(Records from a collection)
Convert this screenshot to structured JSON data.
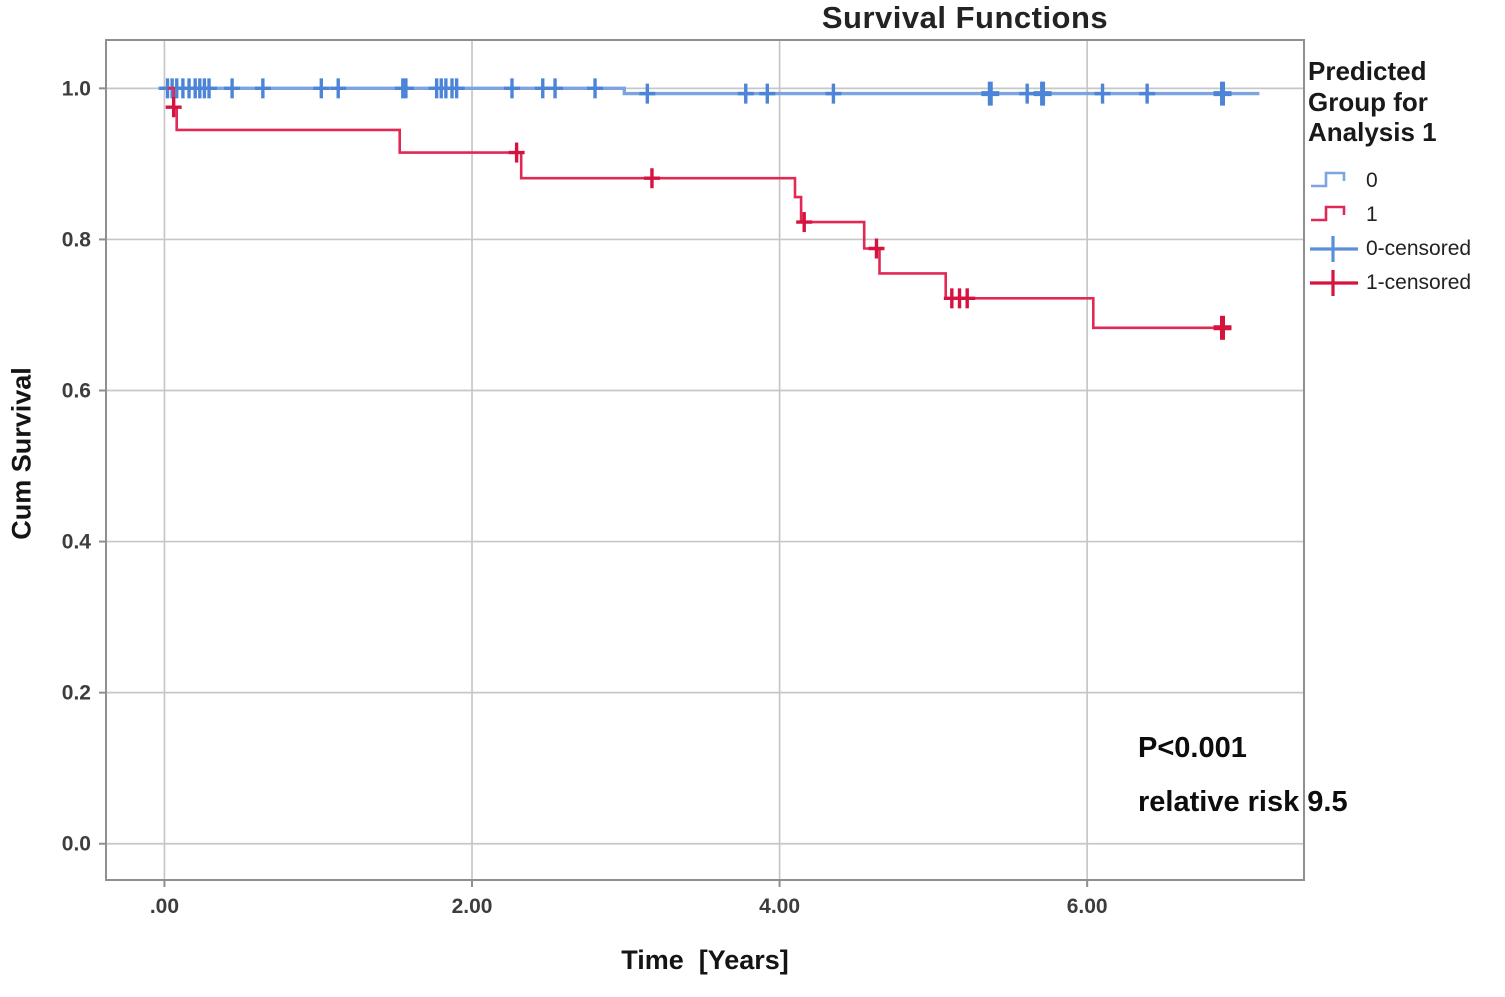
{
  "chart_data": {
    "type": "line",
    "subtype": "kaplan-meier-step",
    "title": "Survival Functions",
    "xlabel": "Time  [Years]",
    "ylabel": "Cum Survival",
    "xlim": [
      -0.38,
      7.41
    ],
    "ylim": [
      -0.048,
      1.064
    ],
    "grid": true,
    "xticks": {
      "values": [
        0,
        2,
        4,
        6
      ],
      "labels": [
        ".00",
        "2.00",
        "4.00",
        "6.00"
      ]
    },
    "yticks": {
      "values": [
        0.0,
        0.2,
        0.4,
        0.6,
        0.8,
        1.0
      ],
      "labels": [
        "0.0",
        "0.2",
        "0.4",
        "0.6",
        "0.8",
        "1.0"
      ]
    },
    "legend": {
      "title": "Predicted Group for Analysis 1",
      "entries": [
        {
          "label": "0",
          "type": "step",
          "color": "#7ba4e0"
        },
        {
          "label": "1",
          "type": "step",
          "color": "#e02a55"
        },
        {
          "label": "0-censored",
          "type": "plus",
          "color": "#5b8fd9"
        },
        {
          "label": "1-censored",
          "type": "plus",
          "color": "#d6123f"
        }
      ],
      "position": "right"
    },
    "annotation": {
      "p_value": "P<0.001",
      "relative_risk": "relative risk 9.5"
    },
    "series": [
      {
        "name": "0",
        "color": "#7ba4e0",
        "censor_color": "#4c85d8",
        "line_width": 3.4,
        "steps": [
          [
            -0.04,
            1.0
          ],
          [
            2.99,
            1.0
          ],
          [
            2.99,
            0.993
          ],
          [
            7.12,
            0.993
          ]
        ],
        "censored": [
          [
            0.02,
            1.0
          ],
          [
            0.05,
            1.0
          ],
          [
            0.08,
            1.0
          ],
          [
            0.12,
            1.0
          ],
          [
            0.16,
            1.0
          ],
          [
            0.2,
            1.0
          ],
          [
            0.23,
            1.0
          ],
          [
            0.26,
            1.0
          ],
          [
            0.29,
            1.0
          ],
          [
            0.44,
            1.0
          ],
          [
            0.64,
            1.0
          ],
          [
            1.02,
            1.0
          ],
          [
            1.13,
            1.0
          ],
          [
            1.55,
            1.0
          ],
          [
            1.57,
            1.0
          ],
          [
            1.77,
            1.0
          ],
          [
            1.8,
            1.0
          ],
          [
            1.83,
            1.0
          ],
          [
            1.87,
            1.0
          ],
          [
            1.9,
            1.0
          ],
          [
            2.26,
            1.0
          ],
          [
            2.46,
            1.0
          ],
          [
            2.54,
            1.0
          ],
          [
            2.8,
            1.0
          ],
          [
            3.14,
            0.993
          ],
          [
            3.78,
            0.993
          ],
          [
            3.92,
            0.993
          ],
          [
            4.35,
            0.993
          ],
          [
            5.61,
            0.993
          ],
          [
            6.1,
            0.993
          ],
          [
            6.39,
            0.993
          ]
        ],
        "bold_censored": [
          [
            5.37,
            0.993
          ],
          [
            5.71,
            0.993
          ],
          [
            6.88,
            0.993
          ]
        ]
      },
      {
        "name": "1",
        "color": "#e02a55",
        "censor_color": "#d6123f",
        "line_width": 2.6,
        "steps": [
          [
            0.02,
            1.0
          ],
          [
            0.06,
            1.0
          ],
          [
            0.06,
            0.975
          ],
          [
            0.08,
            0.975
          ],
          [
            0.08,
            0.945
          ],
          [
            1.53,
            0.945
          ],
          [
            1.53,
            0.915
          ],
          [
            2.32,
            0.915
          ],
          [
            2.32,
            0.881
          ],
          [
            4.1,
            0.881
          ],
          [
            4.1,
            0.856
          ],
          [
            4.14,
            0.856
          ],
          [
            4.14,
            0.823
          ],
          [
            4.55,
            0.823
          ],
          [
            4.55,
            0.788
          ],
          [
            4.65,
            0.788
          ],
          [
            4.65,
            0.755
          ],
          [
            5.08,
            0.755
          ],
          [
            5.08,
            0.722
          ],
          [
            6.04,
            0.722
          ],
          [
            6.04,
            0.683
          ],
          [
            6.93,
            0.683
          ]
        ],
        "censored": [
          [
            0.06,
            0.975
          ],
          [
            2.29,
            0.915
          ],
          [
            3.17,
            0.881
          ],
          [
            4.16,
            0.823
          ],
          [
            4.63,
            0.788
          ],
          [
            5.12,
            0.722
          ],
          [
            5.17,
            0.722
          ],
          [
            5.22,
            0.722
          ]
        ],
        "bold_censored": [
          [
            6.88,
            0.683
          ]
        ]
      }
    ]
  }
}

■ Goal: Repeat the entries exactly and keep the pictures out of the copy.

■ Task output:
Convert this screenshot to structured JSON data.
{
  "chart_data": {
    "type": "line",
    "subtype": "kaplan-meier-step",
    "title": "Survival Functions",
    "xlabel": "Time  [Years]",
    "ylabel": "Cum Survival",
    "xlim": [
      -0.38,
      7.41
    ],
    "ylim": [
      -0.048,
      1.064
    ],
    "grid": true,
    "xticks": {
      "values": [
        0,
        2,
        4,
        6
      ],
      "labels": [
        ".00",
        "2.00",
        "4.00",
        "6.00"
      ]
    },
    "yticks": {
      "values": [
        0.0,
        0.2,
        0.4,
        0.6,
        0.8,
        1.0
      ],
      "labels": [
        "0.0",
        "0.2",
        "0.4",
        "0.6",
        "0.8",
        "1.0"
      ]
    },
    "legend": {
      "title": "Predicted Group for Analysis 1",
      "entries": [
        {
          "label": "0",
          "type": "step",
          "color": "#7ba4e0"
        },
        {
          "label": "1",
          "type": "step",
          "color": "#e02a55"
        },
        {
          "label": "0-censored",
          "type": "plus",
          "color": "#5b8fd9"
        },
        {
          "label": "1-censored",
          "type": "plus",
          "color": "#d6123f"
        }
      ],
      "position": "right"
    },
    "annotation": {
      "p_value": "P<0.001",
      "relative_risk": "relative risk 9.5"
    },
    "series": [
      {
        "name": "0",
        "color": "#7ba4e0",
        "censor_color": "#4c85d8",
        "line_width": 3.4,
        "steps": [
          [
            -0.04,
            1.0
          ],
          [
            2.99,
            1.0
          ],
          [
            2.99,
            0.993
          ],
          [
            7.12,
            0.993
          ]
        ],
        "censored": [
          [
            0.02,
            1.0
          ],
          [
            0.05,
            1.0
          ],
          [
            0.08,
            1.0
          ],
          [
            0.12,
            1.0
          ],
          [
            0.16,
            1.0
          ],
          [
            0.2,
            1.0
          ],
          [
            0.23,
            1.0
          ],
          [
            0.26,
            1.0
          ],
          [
            0.29,
            1.0
          ],
          [
            0.44,
            1.0
          ],
          [
            0.64,
            1.0
          ],
          [
            1.02,
            1.0
          ],
          [
            1.13,
            1.0
          ],
          [
            1.55,
            1.0
          ],
          [
            1.57,
            1.0
          ],
          [
            1.77,
            1.0
          ],
          [
            1.8,
            1.0
          ],
          [
            1.83,
            1.0
          ],
          [
            1.87,
            1.0
          ],
          [
            1.9,
            1.0
          ],
          [
            2.26,
            1.0
          ],
          [
            2.46,
            1.0
          ],
          [
            2.54,
            1.0
          ],
          [
            2.8,
            1.0
          ],
          [
            3.14,
            0.993
          ],
          [
            3.78,
            0.993
          ],
          [
            3.92,
            0.993
          ],
          [
            4.35,
            0.993
          ],
          [
            5.61,
            0.993
          ],
          [
            6.1,
            0.993
          ],
          [
            6.39,
            0.993
          ]
        ],
        "bold_censored": [
          [
            5.37,
            0.993
          ],
          [
            5.71,
            0.993
          ],
          [
            6.88,
            0.993
          ]
        ]
      },
      {
        "name": "1",
        "color": "#e02a55",
        "censor_color": "#d6123f",
        "line_width": 2.6,
        "steps": [
          [
            0.02,
            1.0
          ],
          [
            0.06,
            1.0
          ],
          [
            0.06,
            0.975
          ],
          [
            0.08,
            0.975
          ],
          [
            0.08,
            0.945
          ],
          [
            1.53,
            0.945
          ],
          [
            1.53,
            0.915
          ],
          [
            2.32,
            0.915
          ],
          [
            2.32,
            0.881
          ],
          [
            4.1,
            0.881
          ],
          [
            4.1,
            0.856
          ],
          [
            4.14,
            0.856
          ],
          [
            4.14,
            0.823
          ],
          [
            4.55,
            0.823
          ],
          [
            4.55,
            0.788
          ],
          [
            4.65,
            0.788
          ],
          [
            4.65,
            0.755
          ],
          [
            5.08,
            0.755
          ],
          [
            5.08,
            0.722
          ],
          [
            6.04,
            0.722
          ],
          [
            6.04,
            0.683
          ],
          [
            6.93,
            0.683
          ]
        ],
        "censored": [
          [
            0.06,
            0.975
          ],
          [
            2.29,
            0.915
          ],
          [
            3.17,
            0.881
          ],
          [
            4.16,
            0.823
          ],
          [
            4.63,
            0.788
          ],
          [
            5.12,
            0.722
          ],
          [
            5.17,
            0.722
          ],
          [
            5.22,
            0.722
          ]
        ],
        "bold_censored": [
          [
            6.88,
            0.683
          ]
        ]
      }
    ]
  }
}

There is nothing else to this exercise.